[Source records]
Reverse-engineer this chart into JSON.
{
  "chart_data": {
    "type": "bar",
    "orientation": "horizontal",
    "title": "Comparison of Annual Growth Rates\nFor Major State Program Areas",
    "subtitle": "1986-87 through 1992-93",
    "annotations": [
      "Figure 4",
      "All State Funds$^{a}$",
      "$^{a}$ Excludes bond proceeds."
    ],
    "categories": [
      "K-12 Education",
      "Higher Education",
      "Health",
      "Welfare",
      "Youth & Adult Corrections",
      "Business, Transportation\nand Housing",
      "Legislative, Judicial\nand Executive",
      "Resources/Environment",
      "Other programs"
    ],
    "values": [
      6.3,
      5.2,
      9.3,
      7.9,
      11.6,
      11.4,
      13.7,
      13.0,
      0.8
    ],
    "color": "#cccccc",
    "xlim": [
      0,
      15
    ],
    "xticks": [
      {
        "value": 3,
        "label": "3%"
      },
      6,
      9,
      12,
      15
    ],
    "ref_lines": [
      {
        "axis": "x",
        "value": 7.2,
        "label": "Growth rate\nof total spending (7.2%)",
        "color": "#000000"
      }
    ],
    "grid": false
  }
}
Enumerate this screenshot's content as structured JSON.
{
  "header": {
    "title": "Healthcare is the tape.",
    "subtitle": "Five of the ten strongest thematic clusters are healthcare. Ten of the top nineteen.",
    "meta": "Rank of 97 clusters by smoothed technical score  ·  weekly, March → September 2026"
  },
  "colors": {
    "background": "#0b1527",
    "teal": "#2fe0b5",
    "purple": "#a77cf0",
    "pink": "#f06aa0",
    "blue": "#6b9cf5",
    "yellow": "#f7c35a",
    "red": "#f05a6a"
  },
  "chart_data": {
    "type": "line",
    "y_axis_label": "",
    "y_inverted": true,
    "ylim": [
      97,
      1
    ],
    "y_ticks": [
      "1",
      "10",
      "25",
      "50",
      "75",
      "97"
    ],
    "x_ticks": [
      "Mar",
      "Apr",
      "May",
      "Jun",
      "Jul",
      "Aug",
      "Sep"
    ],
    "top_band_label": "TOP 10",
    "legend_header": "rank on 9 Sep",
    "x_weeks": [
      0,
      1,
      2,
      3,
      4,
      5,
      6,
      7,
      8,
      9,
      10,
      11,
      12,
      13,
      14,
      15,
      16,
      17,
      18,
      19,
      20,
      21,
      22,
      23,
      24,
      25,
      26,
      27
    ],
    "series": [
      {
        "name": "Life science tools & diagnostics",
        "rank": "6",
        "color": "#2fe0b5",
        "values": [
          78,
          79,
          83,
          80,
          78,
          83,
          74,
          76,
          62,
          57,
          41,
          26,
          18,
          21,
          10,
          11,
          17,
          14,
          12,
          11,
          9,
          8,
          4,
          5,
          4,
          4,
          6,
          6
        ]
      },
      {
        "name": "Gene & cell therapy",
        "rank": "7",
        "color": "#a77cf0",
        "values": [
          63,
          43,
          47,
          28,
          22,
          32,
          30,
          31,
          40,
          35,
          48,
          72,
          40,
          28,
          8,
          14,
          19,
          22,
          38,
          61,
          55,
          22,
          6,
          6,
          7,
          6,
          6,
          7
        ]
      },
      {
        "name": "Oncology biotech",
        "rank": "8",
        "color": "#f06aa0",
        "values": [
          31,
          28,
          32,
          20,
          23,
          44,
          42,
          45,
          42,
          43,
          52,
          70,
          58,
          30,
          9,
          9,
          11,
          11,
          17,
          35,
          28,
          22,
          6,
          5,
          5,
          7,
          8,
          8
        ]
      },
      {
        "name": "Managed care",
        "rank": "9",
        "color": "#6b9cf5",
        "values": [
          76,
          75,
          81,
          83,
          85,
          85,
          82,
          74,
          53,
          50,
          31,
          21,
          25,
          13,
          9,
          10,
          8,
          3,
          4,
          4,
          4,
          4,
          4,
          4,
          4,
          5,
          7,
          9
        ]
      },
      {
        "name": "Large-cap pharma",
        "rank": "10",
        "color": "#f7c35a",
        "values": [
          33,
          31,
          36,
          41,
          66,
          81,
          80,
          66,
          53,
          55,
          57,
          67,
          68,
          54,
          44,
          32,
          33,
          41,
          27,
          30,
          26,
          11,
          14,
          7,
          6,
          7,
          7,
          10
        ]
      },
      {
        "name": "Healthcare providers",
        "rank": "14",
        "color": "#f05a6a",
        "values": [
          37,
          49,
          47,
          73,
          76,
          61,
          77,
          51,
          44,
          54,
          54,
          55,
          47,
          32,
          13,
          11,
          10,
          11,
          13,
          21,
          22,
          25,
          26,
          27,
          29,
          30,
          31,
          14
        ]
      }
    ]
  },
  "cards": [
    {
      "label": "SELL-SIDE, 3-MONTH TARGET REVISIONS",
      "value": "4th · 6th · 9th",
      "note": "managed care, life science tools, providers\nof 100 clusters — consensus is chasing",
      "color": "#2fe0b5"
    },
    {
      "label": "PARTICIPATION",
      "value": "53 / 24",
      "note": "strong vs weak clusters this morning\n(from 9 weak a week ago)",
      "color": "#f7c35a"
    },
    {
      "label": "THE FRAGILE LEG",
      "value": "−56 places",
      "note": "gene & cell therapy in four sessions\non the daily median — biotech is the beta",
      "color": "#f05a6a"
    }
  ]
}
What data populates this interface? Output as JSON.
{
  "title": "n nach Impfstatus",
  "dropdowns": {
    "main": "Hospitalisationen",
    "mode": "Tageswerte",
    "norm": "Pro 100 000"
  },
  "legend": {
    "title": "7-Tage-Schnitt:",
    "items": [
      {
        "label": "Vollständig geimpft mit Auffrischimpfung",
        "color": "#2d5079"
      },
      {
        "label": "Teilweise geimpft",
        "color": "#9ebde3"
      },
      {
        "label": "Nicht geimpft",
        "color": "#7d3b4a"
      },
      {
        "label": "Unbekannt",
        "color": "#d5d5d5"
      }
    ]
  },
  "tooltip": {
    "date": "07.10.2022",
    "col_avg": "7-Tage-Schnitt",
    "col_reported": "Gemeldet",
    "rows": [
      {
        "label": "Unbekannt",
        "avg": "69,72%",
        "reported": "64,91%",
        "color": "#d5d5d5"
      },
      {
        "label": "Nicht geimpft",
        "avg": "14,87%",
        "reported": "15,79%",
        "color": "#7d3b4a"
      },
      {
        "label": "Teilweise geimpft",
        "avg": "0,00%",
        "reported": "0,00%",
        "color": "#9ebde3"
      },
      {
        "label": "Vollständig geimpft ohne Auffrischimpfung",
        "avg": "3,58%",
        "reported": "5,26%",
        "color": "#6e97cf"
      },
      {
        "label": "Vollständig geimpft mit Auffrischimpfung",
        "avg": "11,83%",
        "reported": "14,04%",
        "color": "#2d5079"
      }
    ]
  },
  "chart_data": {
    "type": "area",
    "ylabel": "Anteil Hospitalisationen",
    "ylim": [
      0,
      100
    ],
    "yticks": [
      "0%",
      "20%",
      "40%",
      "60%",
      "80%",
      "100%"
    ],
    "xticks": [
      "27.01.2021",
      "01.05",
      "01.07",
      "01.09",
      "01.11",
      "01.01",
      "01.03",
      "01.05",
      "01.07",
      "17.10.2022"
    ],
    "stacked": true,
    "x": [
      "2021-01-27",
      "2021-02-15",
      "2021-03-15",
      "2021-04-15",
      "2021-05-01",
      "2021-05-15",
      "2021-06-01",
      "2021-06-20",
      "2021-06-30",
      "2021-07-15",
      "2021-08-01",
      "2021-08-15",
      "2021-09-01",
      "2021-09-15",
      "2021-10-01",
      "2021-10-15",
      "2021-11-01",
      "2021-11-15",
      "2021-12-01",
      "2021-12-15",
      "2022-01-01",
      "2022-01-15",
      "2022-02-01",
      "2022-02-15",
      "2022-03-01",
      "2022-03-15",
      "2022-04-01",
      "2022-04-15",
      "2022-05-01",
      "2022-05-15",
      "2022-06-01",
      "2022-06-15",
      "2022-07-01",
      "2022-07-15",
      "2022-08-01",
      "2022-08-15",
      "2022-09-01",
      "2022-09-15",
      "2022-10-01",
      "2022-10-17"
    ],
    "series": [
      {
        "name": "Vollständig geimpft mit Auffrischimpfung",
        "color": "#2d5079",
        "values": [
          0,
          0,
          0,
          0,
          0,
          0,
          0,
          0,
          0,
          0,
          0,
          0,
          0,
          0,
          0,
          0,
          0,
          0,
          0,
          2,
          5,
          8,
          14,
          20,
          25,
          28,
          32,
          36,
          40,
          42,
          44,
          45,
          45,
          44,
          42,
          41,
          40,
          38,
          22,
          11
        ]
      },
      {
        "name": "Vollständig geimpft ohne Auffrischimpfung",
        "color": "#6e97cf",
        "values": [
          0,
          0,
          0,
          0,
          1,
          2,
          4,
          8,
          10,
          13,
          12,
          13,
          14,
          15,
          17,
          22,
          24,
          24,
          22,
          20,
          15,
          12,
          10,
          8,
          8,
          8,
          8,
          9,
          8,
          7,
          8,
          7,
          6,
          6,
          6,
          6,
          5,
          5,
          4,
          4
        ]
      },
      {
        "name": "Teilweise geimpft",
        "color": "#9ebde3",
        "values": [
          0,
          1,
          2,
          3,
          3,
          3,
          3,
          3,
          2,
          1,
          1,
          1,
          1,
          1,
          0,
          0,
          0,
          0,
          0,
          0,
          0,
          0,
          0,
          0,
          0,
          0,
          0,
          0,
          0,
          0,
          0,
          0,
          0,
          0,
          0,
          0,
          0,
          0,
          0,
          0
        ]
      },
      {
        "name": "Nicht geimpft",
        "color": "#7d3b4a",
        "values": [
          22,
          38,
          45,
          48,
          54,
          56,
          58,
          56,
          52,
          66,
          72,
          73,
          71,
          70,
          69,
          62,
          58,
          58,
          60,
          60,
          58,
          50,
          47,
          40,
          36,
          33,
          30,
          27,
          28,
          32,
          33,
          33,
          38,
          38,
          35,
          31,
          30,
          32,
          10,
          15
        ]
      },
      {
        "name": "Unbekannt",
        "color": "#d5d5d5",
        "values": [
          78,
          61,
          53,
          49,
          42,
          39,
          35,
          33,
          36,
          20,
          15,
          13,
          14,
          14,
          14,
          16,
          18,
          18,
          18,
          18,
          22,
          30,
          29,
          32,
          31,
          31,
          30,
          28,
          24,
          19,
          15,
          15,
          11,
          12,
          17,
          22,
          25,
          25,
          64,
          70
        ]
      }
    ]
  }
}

_PROMPT_
Go through the records above and copy every line with the word "Hospitalisationen".

_EXERCISE OUTPUT_
    "main": "Hospitalisationen",
    "ylabel": "Anteil Hospitalisationen",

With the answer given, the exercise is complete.